RECORDS SHOWN -
====================

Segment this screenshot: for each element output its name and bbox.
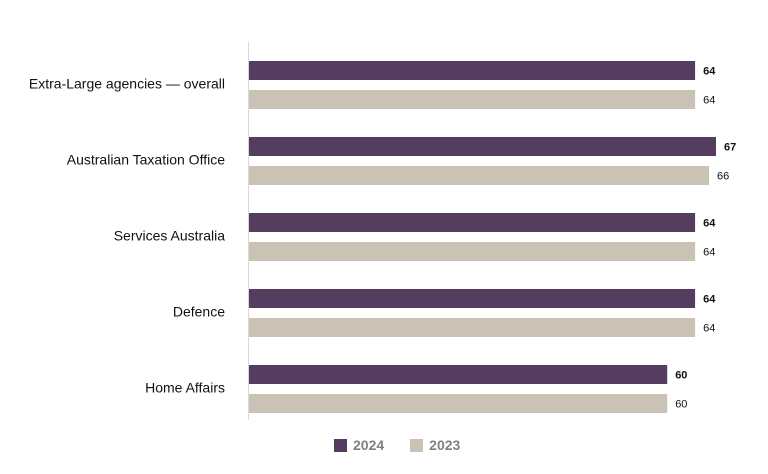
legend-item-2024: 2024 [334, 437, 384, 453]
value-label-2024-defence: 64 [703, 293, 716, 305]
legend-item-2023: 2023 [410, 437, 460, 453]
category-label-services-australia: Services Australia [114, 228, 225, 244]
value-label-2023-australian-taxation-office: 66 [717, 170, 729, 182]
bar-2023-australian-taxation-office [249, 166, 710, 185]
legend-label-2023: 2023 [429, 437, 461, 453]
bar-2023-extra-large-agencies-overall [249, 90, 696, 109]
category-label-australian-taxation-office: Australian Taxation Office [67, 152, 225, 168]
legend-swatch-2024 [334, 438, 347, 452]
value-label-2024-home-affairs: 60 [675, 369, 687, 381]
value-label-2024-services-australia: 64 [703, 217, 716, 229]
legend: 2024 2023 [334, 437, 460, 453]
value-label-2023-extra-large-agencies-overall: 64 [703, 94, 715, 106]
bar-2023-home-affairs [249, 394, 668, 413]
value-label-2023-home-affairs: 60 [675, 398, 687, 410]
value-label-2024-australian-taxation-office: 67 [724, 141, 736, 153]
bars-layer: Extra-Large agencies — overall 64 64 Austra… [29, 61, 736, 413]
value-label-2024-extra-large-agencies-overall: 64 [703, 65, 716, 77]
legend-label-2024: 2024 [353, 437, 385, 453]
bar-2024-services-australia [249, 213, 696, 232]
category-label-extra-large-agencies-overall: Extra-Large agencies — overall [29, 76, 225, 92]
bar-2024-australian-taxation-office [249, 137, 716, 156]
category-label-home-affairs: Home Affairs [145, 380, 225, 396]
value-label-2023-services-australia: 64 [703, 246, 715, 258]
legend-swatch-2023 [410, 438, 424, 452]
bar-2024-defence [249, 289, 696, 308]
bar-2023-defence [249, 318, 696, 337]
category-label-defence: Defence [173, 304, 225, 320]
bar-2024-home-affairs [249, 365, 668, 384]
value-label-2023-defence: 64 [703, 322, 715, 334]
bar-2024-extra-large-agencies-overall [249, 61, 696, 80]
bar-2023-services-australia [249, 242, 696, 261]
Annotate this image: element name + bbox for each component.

====================

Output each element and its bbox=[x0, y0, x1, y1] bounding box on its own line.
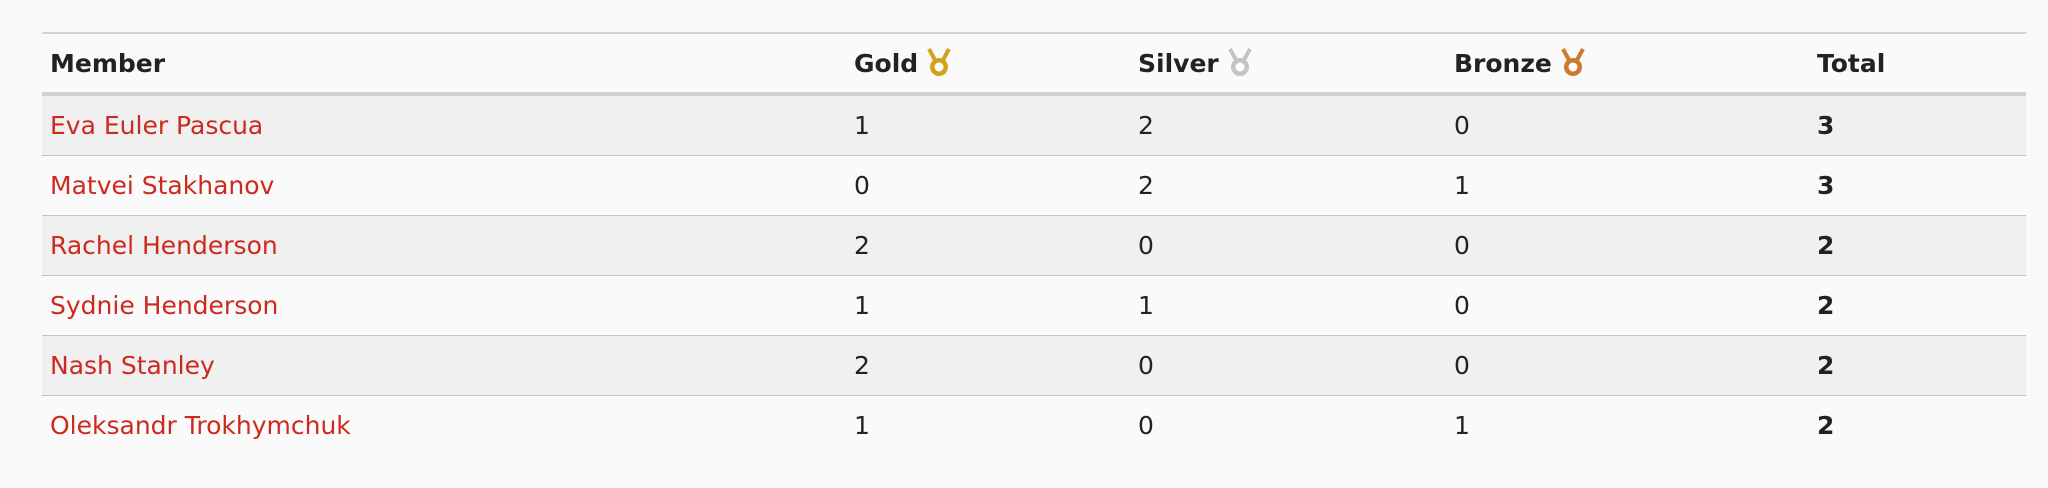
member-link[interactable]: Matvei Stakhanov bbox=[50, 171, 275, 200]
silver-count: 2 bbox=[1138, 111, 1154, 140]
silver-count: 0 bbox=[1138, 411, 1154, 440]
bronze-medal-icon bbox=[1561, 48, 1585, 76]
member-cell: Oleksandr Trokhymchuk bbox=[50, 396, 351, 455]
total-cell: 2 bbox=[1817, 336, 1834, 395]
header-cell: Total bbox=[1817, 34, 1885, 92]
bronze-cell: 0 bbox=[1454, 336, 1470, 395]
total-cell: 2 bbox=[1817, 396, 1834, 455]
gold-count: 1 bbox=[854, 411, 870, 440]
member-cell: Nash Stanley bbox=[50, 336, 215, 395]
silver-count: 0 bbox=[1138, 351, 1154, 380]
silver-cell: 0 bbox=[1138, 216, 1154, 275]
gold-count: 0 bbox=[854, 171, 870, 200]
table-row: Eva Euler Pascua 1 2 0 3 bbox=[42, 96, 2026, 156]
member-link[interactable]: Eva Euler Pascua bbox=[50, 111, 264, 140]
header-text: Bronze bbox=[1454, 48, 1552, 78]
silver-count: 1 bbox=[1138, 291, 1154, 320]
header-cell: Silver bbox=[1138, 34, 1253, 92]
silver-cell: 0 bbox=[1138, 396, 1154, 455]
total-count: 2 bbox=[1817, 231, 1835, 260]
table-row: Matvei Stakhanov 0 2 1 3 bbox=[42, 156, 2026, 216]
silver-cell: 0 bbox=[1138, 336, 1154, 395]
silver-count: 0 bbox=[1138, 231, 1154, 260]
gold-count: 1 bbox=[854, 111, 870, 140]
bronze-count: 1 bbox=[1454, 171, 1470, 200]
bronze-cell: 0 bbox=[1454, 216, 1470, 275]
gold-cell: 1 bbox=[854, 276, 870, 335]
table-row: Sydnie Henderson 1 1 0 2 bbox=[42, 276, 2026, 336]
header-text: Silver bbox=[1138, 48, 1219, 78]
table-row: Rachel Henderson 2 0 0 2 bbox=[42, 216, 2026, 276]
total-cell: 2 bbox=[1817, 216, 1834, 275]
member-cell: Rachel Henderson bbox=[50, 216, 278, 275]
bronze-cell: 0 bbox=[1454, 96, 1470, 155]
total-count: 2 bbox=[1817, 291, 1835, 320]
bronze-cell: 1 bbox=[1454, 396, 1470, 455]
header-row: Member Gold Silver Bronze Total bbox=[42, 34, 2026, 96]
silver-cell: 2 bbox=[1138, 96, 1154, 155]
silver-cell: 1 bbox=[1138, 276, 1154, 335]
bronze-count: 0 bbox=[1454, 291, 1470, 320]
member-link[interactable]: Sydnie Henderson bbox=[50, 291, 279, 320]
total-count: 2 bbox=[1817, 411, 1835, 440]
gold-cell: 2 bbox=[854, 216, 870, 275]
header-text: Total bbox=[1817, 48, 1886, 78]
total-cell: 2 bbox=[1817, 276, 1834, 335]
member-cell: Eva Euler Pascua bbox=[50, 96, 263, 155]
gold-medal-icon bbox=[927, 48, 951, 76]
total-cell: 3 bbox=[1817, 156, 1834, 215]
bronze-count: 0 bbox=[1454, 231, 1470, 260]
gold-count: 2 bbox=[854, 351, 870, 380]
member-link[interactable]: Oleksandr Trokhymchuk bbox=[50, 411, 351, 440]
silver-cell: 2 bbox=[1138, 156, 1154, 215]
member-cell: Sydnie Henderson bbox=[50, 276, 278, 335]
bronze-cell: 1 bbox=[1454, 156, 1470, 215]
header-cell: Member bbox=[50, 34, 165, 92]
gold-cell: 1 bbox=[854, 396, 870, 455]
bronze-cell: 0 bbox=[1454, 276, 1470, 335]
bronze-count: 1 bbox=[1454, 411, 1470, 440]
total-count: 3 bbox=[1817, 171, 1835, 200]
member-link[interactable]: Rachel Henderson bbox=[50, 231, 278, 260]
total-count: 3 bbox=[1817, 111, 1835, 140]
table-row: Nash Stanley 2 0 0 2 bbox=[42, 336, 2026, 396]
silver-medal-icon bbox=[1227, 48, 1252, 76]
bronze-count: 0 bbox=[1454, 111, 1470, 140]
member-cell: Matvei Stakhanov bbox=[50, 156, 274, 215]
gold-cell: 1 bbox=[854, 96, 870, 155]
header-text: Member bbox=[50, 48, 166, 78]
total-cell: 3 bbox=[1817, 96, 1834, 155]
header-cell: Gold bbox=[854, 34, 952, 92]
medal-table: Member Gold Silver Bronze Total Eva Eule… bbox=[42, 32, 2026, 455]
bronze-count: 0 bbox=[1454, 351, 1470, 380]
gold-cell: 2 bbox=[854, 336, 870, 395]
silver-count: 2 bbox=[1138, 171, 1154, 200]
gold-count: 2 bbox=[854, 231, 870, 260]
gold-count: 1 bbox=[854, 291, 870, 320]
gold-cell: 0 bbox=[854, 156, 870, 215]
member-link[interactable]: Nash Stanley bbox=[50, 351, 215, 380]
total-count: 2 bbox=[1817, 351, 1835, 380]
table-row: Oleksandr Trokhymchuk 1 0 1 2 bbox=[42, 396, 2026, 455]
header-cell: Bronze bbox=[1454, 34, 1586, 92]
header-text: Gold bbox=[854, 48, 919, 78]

====================

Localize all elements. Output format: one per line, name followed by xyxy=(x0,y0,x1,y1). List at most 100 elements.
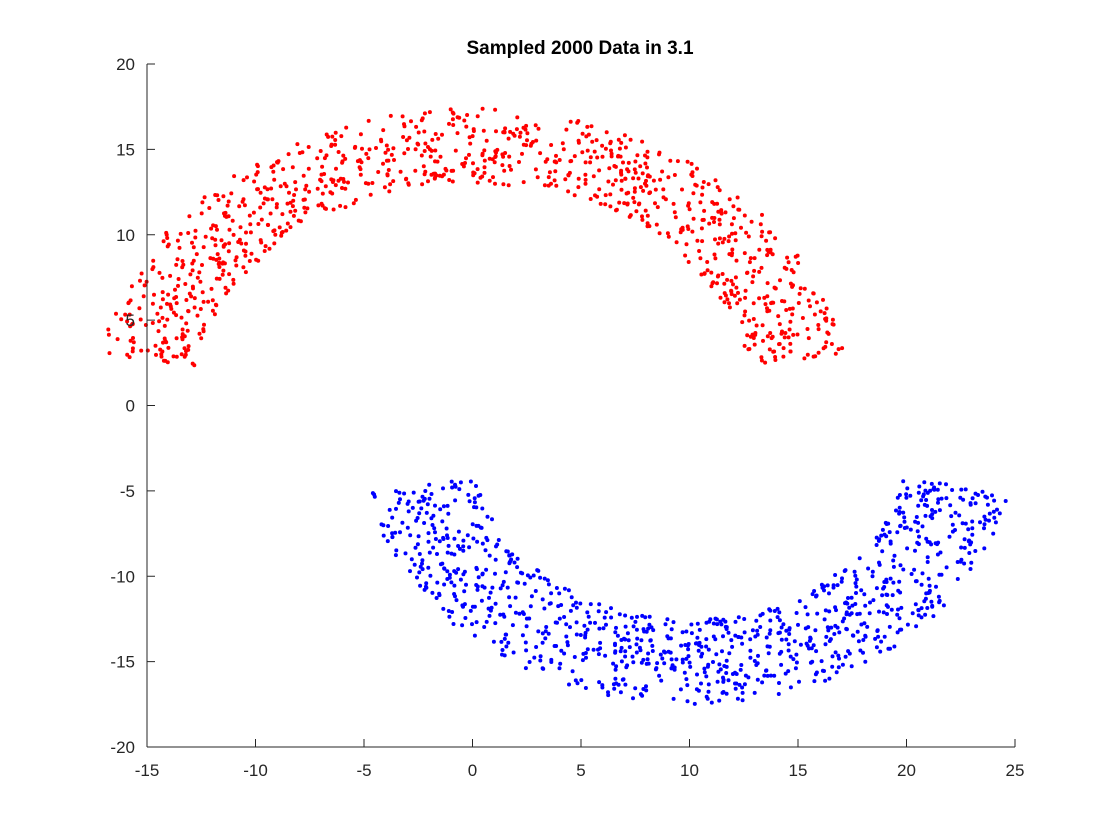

====================

SET EXERCISE - Reproduce, without any change, the lines of the items from the line containing "Output each element" through the line containing "gold-count: 0 bbox=[854, 171, 870, 200]", inclusive, omitting the pictures.

FINAL RESULT -
Output each element and its bbox=[x0, y0, x1, y1] bounding box on its own line.
member-link[interactable]: Matvei Stakhanov bbox=[50, 171, 275, 200]
silver-count: 2 bbox=[1138, 111, 1154, 140]
silver-count: 0 bbox=[1138, 411, 1154, 440]
bronze-medal-icon bbox=[1561, 48, 1585, 76]
member-cell: Oleksandr Trokhymchuk bbox=[50, 396, 351, 455]
total-cell: 2 bbox=[1817, 336, 1834, 395]
header-cell: Total bbox=[1817, 34, 1885, 92]
bronze-cell: 0 bbox=[1454, 336, 1470, 395]
total-cell: 2 bbox=[1817, 396, 1834, 455]
gold-count: 1 bbox=[854, 411, 870, 440]
member-cell: Nash Stanley bbox=[50, 336, 215, 395]
silver-count: 0 bbox=[1138, 351, 1154, 380]
silver-cell: 0 bbox=[1138, 216, 1154, 275]
gold-count: 0 bbox=[854, 171, 870, 200]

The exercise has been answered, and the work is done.